**Exercise brief**: Copy the data precisely, character for character, and leave out every picture.
++++ Extracted information
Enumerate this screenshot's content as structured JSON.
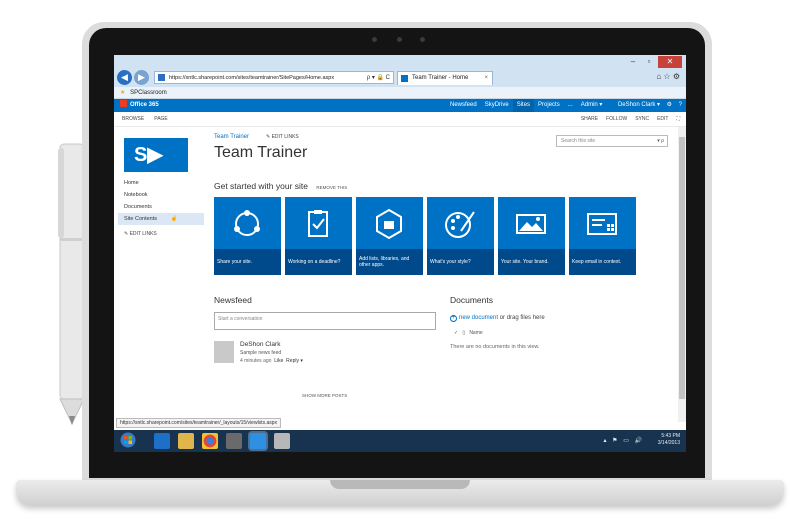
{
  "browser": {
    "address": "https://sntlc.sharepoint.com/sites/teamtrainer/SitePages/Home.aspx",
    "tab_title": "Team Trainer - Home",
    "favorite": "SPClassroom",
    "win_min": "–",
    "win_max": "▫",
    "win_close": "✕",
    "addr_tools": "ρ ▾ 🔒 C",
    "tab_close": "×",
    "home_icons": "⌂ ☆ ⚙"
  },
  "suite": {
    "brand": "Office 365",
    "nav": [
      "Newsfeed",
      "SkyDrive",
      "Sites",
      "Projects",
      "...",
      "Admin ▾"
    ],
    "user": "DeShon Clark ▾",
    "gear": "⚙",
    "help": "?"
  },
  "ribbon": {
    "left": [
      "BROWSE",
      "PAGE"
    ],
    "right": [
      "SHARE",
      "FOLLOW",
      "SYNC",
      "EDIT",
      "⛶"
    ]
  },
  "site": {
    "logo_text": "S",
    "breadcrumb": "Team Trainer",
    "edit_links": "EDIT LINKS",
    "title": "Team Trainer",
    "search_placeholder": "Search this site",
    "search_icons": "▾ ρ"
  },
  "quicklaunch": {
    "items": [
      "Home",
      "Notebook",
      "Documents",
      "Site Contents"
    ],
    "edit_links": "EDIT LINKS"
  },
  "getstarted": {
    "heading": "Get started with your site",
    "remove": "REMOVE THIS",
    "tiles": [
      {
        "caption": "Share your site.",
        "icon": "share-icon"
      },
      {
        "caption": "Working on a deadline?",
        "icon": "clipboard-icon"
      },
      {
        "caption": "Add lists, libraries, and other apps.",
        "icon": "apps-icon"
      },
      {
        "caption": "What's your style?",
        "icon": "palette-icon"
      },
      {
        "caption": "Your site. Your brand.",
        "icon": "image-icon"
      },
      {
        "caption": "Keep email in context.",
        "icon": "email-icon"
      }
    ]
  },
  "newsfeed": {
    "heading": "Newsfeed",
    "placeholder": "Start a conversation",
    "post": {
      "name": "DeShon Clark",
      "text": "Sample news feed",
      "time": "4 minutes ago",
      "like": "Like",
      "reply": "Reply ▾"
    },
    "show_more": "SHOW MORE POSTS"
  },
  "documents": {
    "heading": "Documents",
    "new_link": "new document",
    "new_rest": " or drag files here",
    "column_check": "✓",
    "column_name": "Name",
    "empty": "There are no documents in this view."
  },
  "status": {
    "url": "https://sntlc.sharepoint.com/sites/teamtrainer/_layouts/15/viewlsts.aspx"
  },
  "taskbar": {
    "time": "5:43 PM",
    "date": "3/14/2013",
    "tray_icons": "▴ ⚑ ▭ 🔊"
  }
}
++++++++
**Full response**:
Enumerate this screenshot's content as structured JSON.
{
  "browser": {
    "address": "https://sntlc.sharepoint.com/sites/teamtrainer/SitePages/Home.aspx",
    "tab_title": "Team Trainer - Home",
    "favorite": "SPClassroom",
    "win_min": "–",
    "win_max": "▫",
    "win_close": "✕",
    "addr_tools": "ρ ▾ 🔒 C",
    "tab_close": "×",
    "home_icons": "⌂ ☆ ⚙"
  },
  "suite": {
    "brand": "Office 365",
    "nav": [
      "Newsfeed",
      "SkyDrive",
      "Sites",
      "Projects",
      "...",
      "Admin ▾"
    ],
    "user": "DeShon Clark ▾",
    "gear": "⚙",
    "help": "?"
  },
  "ribbon": {
    "left": [
      "BROWSE",
      "PAGE"
    ],
    "right": [
      "SHARE",
      "FOLLOW",
      "SYNC",
      "EDIT",
      "⛶"
    ]
  },
  "site": {
    "logo_text": "S",
    "breadcrumb": "Team Trainer",
    "edit_links": "EDIT LINKS",
    "title": "Team Trainer",
    "search_placeholder": "Search this site",
    "search_icons": "▾ ρ"
  },
  "quicklaunch": {
    "items": [
      "Home",
      "Notebook",
      "Documents",
      "Site Contents"
    ],
    "edit_links": "EDIT LINKS"
  },
  "getstarted": {
    "heading": "Get started with your site",
    "remove": "REMOVE THIS",
    "tiles": [
      {
        "caption": "Share your site.",
        "icon": "share-icon"
      },
      {
        "caption": "Working on a deadline?",
        "icon": "clipboard-icon"
      },
      {
        "caption": "Add lists, libraries, and other apps.",
        "icon": "apps-icon"
      },
      {
        "caption": "What's your style?",
        "icon": "palette-icon"
      },
      {
        "caption": "Your site. Your brand.",
        "icon": "image-icon"
      },
      {
        "caption": "Keep email in context.",
        "icon": "email-icon"
      }
    ]
  },
  "newsfeed": {
    "heading": "Newsfeed",
    "placeholder": "Start a conversation",
    "post": {
      "name": "DeShon Clark",
      "text": "Sample news feed",
      "time": "4 minutes ago",
      "like": "Like",
      "reply": "Reply ▾"
    },
    "show_more": "SHOW MORE POSTS"
  },
  "documents": {
    "heading": "Documents",
    "new_link": "new document",
    "new_rest": " or drag files here",
    "column_check": "✓",
    "column_name": "Name",
    "empty": "There are no documents in this view."
  },
  "status": {
    "url": "https://sntlc.sharepoint.com/sites/teamtrainer/_layouts/15/viewlsts.aspx"
  },
  "taskbar": {
    "time": "5:43 PM",
    "date": "3/14/2013",
    "tray_icons": "▴ ⚑ ▭ 🔊"
  }
}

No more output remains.